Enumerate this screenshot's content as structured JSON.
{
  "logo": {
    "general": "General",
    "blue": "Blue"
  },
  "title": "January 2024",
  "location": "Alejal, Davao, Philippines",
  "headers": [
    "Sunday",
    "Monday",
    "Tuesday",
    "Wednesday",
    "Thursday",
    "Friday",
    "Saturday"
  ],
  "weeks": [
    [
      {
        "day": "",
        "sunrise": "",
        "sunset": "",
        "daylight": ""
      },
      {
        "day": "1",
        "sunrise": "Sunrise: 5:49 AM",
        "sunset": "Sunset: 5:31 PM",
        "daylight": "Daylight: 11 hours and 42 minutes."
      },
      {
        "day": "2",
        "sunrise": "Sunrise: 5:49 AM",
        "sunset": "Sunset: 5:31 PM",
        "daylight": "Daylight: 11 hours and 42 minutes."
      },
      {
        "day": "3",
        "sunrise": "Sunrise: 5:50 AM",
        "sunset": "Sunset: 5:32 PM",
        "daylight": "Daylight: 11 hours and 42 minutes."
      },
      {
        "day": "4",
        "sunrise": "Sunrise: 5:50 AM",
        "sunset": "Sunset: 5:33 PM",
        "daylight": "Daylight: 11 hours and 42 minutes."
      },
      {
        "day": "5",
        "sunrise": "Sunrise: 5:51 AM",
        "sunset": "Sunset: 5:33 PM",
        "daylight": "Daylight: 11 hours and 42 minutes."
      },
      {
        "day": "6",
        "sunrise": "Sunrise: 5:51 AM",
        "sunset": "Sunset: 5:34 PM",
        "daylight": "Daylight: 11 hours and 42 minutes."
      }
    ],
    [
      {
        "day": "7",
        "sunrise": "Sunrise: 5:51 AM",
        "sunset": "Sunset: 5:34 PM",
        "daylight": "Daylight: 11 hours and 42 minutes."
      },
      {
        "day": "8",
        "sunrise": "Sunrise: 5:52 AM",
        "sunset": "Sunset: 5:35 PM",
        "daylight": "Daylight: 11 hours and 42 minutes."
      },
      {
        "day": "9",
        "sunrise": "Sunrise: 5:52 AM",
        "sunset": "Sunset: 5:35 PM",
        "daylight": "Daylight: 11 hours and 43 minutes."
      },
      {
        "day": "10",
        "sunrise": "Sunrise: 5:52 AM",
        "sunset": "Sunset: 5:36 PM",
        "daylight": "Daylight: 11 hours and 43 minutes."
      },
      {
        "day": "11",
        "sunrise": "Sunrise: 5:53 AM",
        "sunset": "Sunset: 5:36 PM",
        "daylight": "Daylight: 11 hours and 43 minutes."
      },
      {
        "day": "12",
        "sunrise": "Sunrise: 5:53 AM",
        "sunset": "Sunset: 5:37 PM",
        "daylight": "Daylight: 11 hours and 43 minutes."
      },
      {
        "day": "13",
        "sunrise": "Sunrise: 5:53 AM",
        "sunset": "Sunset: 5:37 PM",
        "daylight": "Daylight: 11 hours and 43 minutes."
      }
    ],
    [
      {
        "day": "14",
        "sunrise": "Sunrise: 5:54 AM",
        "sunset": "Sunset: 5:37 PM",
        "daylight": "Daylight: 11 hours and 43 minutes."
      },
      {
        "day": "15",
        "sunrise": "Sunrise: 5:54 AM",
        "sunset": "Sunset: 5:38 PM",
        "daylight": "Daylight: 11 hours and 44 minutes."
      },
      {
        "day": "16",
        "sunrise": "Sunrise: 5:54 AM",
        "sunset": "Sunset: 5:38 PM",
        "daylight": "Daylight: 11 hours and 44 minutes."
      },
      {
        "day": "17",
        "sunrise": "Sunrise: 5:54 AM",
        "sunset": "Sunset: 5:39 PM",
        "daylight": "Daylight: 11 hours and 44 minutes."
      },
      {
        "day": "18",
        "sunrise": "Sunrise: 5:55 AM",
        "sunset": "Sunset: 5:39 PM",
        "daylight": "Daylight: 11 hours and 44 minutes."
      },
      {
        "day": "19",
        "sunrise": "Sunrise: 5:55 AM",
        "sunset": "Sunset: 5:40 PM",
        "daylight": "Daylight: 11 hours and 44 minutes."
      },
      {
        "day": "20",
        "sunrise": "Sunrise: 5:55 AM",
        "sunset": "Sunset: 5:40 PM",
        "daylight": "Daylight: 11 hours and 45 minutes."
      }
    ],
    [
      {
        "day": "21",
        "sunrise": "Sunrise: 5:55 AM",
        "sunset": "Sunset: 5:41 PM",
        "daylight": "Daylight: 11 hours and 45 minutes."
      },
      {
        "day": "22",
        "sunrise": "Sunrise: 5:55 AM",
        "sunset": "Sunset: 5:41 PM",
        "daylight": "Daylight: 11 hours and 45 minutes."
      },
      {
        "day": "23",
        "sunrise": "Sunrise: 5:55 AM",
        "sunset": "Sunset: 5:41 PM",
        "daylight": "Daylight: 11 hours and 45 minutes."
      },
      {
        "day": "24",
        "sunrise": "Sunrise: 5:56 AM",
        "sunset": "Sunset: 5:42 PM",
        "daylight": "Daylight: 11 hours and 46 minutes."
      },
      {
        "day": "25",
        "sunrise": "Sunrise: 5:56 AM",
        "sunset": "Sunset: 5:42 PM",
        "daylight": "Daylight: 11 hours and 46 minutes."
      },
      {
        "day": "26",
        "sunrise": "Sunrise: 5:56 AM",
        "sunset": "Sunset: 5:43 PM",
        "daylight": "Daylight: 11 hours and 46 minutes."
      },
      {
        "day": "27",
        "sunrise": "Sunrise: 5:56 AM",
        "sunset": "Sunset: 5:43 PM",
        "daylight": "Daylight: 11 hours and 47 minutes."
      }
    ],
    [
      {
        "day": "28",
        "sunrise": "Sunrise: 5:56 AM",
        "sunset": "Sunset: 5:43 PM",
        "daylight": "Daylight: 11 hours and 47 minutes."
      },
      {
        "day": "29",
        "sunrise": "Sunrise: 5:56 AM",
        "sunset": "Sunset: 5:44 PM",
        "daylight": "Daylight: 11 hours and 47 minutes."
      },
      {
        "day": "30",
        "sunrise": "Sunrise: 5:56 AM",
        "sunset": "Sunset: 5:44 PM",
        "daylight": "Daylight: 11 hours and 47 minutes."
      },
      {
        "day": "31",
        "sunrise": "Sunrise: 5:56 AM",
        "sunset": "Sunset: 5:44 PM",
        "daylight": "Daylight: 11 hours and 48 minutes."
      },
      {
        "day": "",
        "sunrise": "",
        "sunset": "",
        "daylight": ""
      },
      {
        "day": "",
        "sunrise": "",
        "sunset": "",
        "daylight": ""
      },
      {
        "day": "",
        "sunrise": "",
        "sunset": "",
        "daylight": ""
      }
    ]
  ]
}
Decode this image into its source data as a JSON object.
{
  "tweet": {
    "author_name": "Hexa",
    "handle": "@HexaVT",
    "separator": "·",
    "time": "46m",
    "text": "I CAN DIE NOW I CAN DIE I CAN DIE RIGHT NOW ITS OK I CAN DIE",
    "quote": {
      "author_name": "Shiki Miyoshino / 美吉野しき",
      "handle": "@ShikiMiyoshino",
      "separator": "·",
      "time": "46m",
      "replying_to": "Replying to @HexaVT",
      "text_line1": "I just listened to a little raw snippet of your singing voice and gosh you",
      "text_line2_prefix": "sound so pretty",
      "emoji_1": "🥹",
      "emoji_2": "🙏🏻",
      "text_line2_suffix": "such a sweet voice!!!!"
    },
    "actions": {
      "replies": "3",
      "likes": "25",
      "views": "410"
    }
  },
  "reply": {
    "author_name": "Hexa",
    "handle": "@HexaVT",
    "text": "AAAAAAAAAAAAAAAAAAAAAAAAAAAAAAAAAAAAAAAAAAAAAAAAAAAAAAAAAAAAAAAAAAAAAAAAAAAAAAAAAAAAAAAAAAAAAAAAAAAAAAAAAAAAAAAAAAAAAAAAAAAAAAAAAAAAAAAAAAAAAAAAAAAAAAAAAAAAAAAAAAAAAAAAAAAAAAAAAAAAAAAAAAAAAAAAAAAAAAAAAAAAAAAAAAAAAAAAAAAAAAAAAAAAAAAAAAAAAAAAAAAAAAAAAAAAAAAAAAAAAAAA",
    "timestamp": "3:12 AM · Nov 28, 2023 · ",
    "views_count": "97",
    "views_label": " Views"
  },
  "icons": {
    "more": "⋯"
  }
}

*Requirement:* Starting with the line that contains "Decode this image", write out each line through the end of the listing, exactly as it appears, and include nothing else.

*Correct output:*
Decode this image into its source data as a JSON object.
{
  "tweet": {
    "author_name": "Hexa",
    "handle": "@HexaVT",
    "separator": "·",
    "time": "46m",
    "text": "I CAN DIE NOW I CAN DIE I CAN DIE RIGHT NOW ITS OK I CAN DIE",
    "quote": {
      "author_name": "Shiki Miyoshino / 美吉野しき",
      "handle": "@ShikiMiyoshino",
      "separator": "·",
      "time": "46m",
      "replying_to": "Replying to @HexaVT",
      "text_line1": "I just listened to a little raw snippet of your singing voice and gosh you",
      "text_line2_prefix": "sound so pretty",
      "emoji_1": "🥹",
      "emoji_2": "🙏🏻",
      "text_line2_suffix": "such a sweet voice!!!!"
    },
    "actions": {
      "replies": "3",
      "likes": "25",
      "views": "410"
    }
  },
  "reply": {
    "author_name": "Hexa",
    "handle": "@HexaVT",
    "text": "AAAAAAAAAAAAAAAAAAAAAAAAAAAAAAAAAAAAAAAAAAAAAAAAAAAAAAAAAAAAAAAAAAAAAAAAAAAAAAAAAAAAAAAAAAAAAAAAAAAAAAAAAAAAAAAAAAAAAAAAAAAAAAAAAAAAAAAAAAAAAAAAAAAAAAAAAAAAAAAAAAAAAAAAAAAAAAAAAAAAAAAAAAAAAAAAAAAAAAAAAAAAAAAAAAAAAAAAAAAAAAAAAAAAAAAAAAAAAAAAAAAAAAAAAAAAAAAAAAAAAAAA",
    "timestamp": "3:12 AM · Nov 28, 2023 · ",
    "views_count": "97",
    "views_label": " Views"
  },
  "icons": {
    "more": "⋯"
  }
}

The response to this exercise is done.